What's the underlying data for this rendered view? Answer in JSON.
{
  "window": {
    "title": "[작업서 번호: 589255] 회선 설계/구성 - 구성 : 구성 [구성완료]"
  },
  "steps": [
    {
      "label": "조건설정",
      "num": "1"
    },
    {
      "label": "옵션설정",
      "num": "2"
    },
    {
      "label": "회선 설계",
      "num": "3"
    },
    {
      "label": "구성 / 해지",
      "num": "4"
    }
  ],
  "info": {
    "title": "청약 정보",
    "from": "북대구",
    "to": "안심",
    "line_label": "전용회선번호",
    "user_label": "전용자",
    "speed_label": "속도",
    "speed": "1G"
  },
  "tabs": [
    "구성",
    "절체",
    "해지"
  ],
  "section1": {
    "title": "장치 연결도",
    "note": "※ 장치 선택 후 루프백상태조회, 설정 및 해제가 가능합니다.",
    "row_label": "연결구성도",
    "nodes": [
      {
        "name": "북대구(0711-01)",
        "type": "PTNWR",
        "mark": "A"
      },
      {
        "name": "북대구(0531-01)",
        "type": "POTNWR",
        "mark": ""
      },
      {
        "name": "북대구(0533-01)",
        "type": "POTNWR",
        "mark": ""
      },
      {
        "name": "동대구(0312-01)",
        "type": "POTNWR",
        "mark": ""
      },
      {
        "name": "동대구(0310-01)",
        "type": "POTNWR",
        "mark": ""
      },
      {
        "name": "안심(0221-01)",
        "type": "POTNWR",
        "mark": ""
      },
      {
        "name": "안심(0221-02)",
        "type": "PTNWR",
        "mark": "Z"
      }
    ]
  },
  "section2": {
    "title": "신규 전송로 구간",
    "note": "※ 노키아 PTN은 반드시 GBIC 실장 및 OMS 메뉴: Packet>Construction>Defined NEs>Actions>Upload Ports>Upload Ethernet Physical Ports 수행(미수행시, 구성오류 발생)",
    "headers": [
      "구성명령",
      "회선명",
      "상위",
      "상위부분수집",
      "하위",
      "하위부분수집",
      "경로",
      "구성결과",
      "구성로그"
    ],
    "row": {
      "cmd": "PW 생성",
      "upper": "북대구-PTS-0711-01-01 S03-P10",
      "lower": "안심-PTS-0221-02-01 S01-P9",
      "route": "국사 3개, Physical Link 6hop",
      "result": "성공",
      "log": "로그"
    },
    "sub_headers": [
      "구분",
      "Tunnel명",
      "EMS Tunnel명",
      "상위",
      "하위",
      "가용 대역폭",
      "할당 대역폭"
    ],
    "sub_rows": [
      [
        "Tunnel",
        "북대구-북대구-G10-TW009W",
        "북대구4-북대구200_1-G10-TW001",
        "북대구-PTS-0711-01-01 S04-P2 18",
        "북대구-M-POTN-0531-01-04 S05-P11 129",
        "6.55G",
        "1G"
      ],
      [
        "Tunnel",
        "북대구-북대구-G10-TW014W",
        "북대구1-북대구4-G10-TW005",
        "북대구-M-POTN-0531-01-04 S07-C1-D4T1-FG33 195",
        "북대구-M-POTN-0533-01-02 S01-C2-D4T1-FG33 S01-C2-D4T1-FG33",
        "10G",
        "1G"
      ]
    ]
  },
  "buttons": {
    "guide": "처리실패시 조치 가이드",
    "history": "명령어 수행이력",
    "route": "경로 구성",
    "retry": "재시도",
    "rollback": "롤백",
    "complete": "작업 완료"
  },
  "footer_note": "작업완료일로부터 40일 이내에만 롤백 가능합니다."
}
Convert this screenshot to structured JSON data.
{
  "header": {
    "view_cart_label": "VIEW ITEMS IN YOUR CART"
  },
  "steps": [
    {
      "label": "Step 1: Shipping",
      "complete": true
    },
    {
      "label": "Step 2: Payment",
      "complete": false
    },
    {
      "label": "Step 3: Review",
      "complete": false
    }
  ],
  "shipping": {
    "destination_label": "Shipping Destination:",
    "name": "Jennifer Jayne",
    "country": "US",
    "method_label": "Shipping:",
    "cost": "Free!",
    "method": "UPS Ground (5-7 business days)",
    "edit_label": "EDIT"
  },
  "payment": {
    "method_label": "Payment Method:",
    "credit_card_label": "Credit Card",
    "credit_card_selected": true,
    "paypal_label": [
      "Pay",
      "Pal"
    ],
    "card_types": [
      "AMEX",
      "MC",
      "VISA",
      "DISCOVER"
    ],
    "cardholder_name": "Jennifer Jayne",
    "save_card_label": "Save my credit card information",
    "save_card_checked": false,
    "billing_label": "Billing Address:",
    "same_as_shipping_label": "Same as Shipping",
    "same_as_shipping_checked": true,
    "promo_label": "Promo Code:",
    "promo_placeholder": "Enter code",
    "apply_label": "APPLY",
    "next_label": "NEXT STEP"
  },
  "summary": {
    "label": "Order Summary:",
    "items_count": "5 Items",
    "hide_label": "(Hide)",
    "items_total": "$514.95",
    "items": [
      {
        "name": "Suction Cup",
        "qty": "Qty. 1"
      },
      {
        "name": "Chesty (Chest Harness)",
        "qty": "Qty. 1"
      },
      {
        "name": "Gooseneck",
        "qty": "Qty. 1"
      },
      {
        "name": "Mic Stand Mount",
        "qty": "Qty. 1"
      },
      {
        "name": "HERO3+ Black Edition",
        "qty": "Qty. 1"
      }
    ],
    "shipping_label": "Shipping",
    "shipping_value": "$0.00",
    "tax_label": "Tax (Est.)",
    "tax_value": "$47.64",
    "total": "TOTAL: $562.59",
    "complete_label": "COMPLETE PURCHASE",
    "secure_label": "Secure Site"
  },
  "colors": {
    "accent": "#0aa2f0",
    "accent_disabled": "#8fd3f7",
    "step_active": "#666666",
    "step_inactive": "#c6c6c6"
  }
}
—————
EXERCISE BRIEF
Return every record above exactly as it appears.

SOLUTION
What's the underlying data for this rendered view? Answer in JSON.
{
  "window": {
    "title": "[작업서 번호: 589255] 회선 설계/구성 - 구성 : 구성 [구성완료]"
  },
  "steps": [
    {
      "label": "조건설정",
      "num": "1"
    },
    {
      "label": "옵션설정",
      "num": "2"
    },
    {
      "label": "회선 설계",
      "num": "3"
    },
    {
      "label": "구성 / 해지",
      "num": "4"
    }
  ],
  "info": {
    "title": "청약 정보",
    "from": "북대구",
    "to": "안심",
    "line_label": "전용회선번호",
    "user_label": "전용자",
    "speed_label": "속도",
    "speed": "1G"
  },
  "tabs": [
    "구성",
    "절체",
    "해지"
  ],
  "section1": {
    "title": "장치 연결도",
    "note": "※ 장치 선택 후 루프백상태조회, 설정 및 해제가 가능합니다.",
    "row_label": "연결구성도",
    "nodes": [
      {
        "name": "북대구(0711-01)",
        "type": "PTNWR",
        "mark": "A"
      },
      {
        "name": "북대구(0531-01)",
        "type": "POTNWR",
        "mark": ""
      },
      {
        "name": "북대구(0533-01)",
        "type": "POTNWR",
        "mark": ""
      },
      {
        "name": "동대구(0312-01)",
        "type": "POTNWR",
        "mark": ""
      },
      {
        "name": "동대구(0310-01)",
        "type": "POTNWR",
        "mark": ""
      },
      {
        "name": "안심(0221-01)",
        "type": "POTNWR",
        "mark": ""
      },
      {
        "name": "안심(0221-02)",
        "type": "PTNWR",
        "mark": "Z"
      }
    ]
  },
  "section2": {
    "title": "신규 전송로 구간",
    "note": "※ 노키아 PTN은 반드시 GBIC 실장 및 OMS 메뉴: Packet>Construction>Defined NEs>Actions>Upload Ports>Upload Ethernet Physical Ports 수행(미수행시, 구성오류 발생)",
    "headers": [
      "구성명령",
      "회선명",
      "상위",
      "상위부분수집",
      "하위",
      "하위부분수집",
      "경로",
      "구성결과",
      "구성로그"
    ],
    "row": {
      "cmd": "PW 생성",
      "upper": "북대구-PTS-0711-01-01 S03-P10",
      "lower": "안심-PTS-0221-02-01 S01-P9",
      "route": "국사 3개, Physical Link 6hop",
      "result": "성공",
      "log": "로그"
    },
    "sub_headers": [
      "구분",
      "Tunnel명",
      "EMS Tunnel명",
      "상위",
      "하위",
      "가용 대역폭",
      "할당 대역폭"
    ],
    "sub_rows": [
      [
        "Tunnel",
        "북대구-북대구-G10-TW009W",
        "북대구4-북대구200_1-G10-TW001",
        "북대구-PTS-0711-01-01 S04-P2 18",
        "북대구-M-POTN-0531-01-04 S05-P11 129",
        "6.55G",
        "1G"
      ],
      [
        "Tunnel",
        "북대구-북대구-G10-TW014W",
        "북대구1-북대구4-G10-TW005",
        "북대구-M-POTN-0531-01-04 S07-C1-D4T1-FG33 195",
        "북대구-M-POTN-0533-01-02 S01-C2-D4T1-FG33 S01-C2-D4T1-FG33",
        "10G",
        "1G"
      ]
    ]
  },
  "buttons": {
    "guide": "처리실패시 조치 가이드",
    "history": "명령어 수행이력",
    "route": "경로 구성",
    "retry": "재시도",
    "rollback": "롤백",
    "complete": "작업 완료"
  },
  "footer_note": "작업완료일로부터 40일 이내에만 롤백 가능합니다."
}
Convert this screenshot to structured JSON data.
{
  "header": {
    "view_cart_label": "VIEW ITEMS IN YOUR CART"
  },
  "steps": [
    {
      "label": "Step 1: Shipping",
      "complete": true
    },
    {
      "label": "Step 2: Payment",
      "complete": false
    },
    {
      "label": "Step 3: Review",
      "complete": false
    }
  ],
  "shipping": {
    "destination_label": "Shipping Destination:",
    "name": "Jennifer Jayne",
    "country": "US",
    "method_label": "Shipping:",
    "cost": "Free!",
    "method": "UPS Ground (5-7 business days)",
    "edit_label": "EDIT"
  },
  "payment": {
    "method_label": "Payment Method:",
    "credit_card_label": "Credit Card",
    "credit_card_selected": true,
    "paypal_label": [
      "Pay",
      "Pal"
    ],
    "card_types": [
      "AMEX",
      "MC",
      "VISA",
      "DISCOVER"
    ],
    "cardholder_name": "Jennifer Jayne",
    "save_card_label": "Save my credit card information",
    "save_card_checked": false,
    "billing_label": "Billing Address:",
    "same_as_shipping_label": "Same as Shipping",
    "same_as_shipping_checked": true,
    "promo_label": "Promo Code:",
    "promo_placeholder": "Enter code",
    "apply_label": "APPLY",
    "next_label": "NEXT STEP"
  },
  "summary": {
    "label": "Order Summary:",
    "items_count": "5 Items",
    "hide_label": "(Hide)",
    "items_total": "$514.95",
    "items": [
      {
        "name": "Suction Cup",
        "qty": "Qty. 1"
      },
      {
        "name": "Chesty (Chest Harness)",
        "qty": "Qty. 1"
      },
      {
        "name": "Gooseneck",
        "qty": "Qty. 1"
      },
      {
        "name": "Mic Stand Mount",
        "qty": "Qty. 1"
      },
      {
        "name": "HERO3+ Black Edition",
        "qty": "Qty. 1"
      }
    ],
    "shipping_label": "Shipping",
    "shipping_value": "$0.00",
    "tax_label": "Tax (Est.)",
    "tax_value": "$47.64",
    "total": "TOTAL: $562.59",
    "complete_label": "COMPLETE PURCHASE",
    "secure_label": "Secure Site"
  },
  "colors": {
    "accent": "#0aa2f0",
    "accent_disabled": "#8fd3f7",
    "step_active": "#666666",
    "step_inactive": "#c6c6c6"
  }
}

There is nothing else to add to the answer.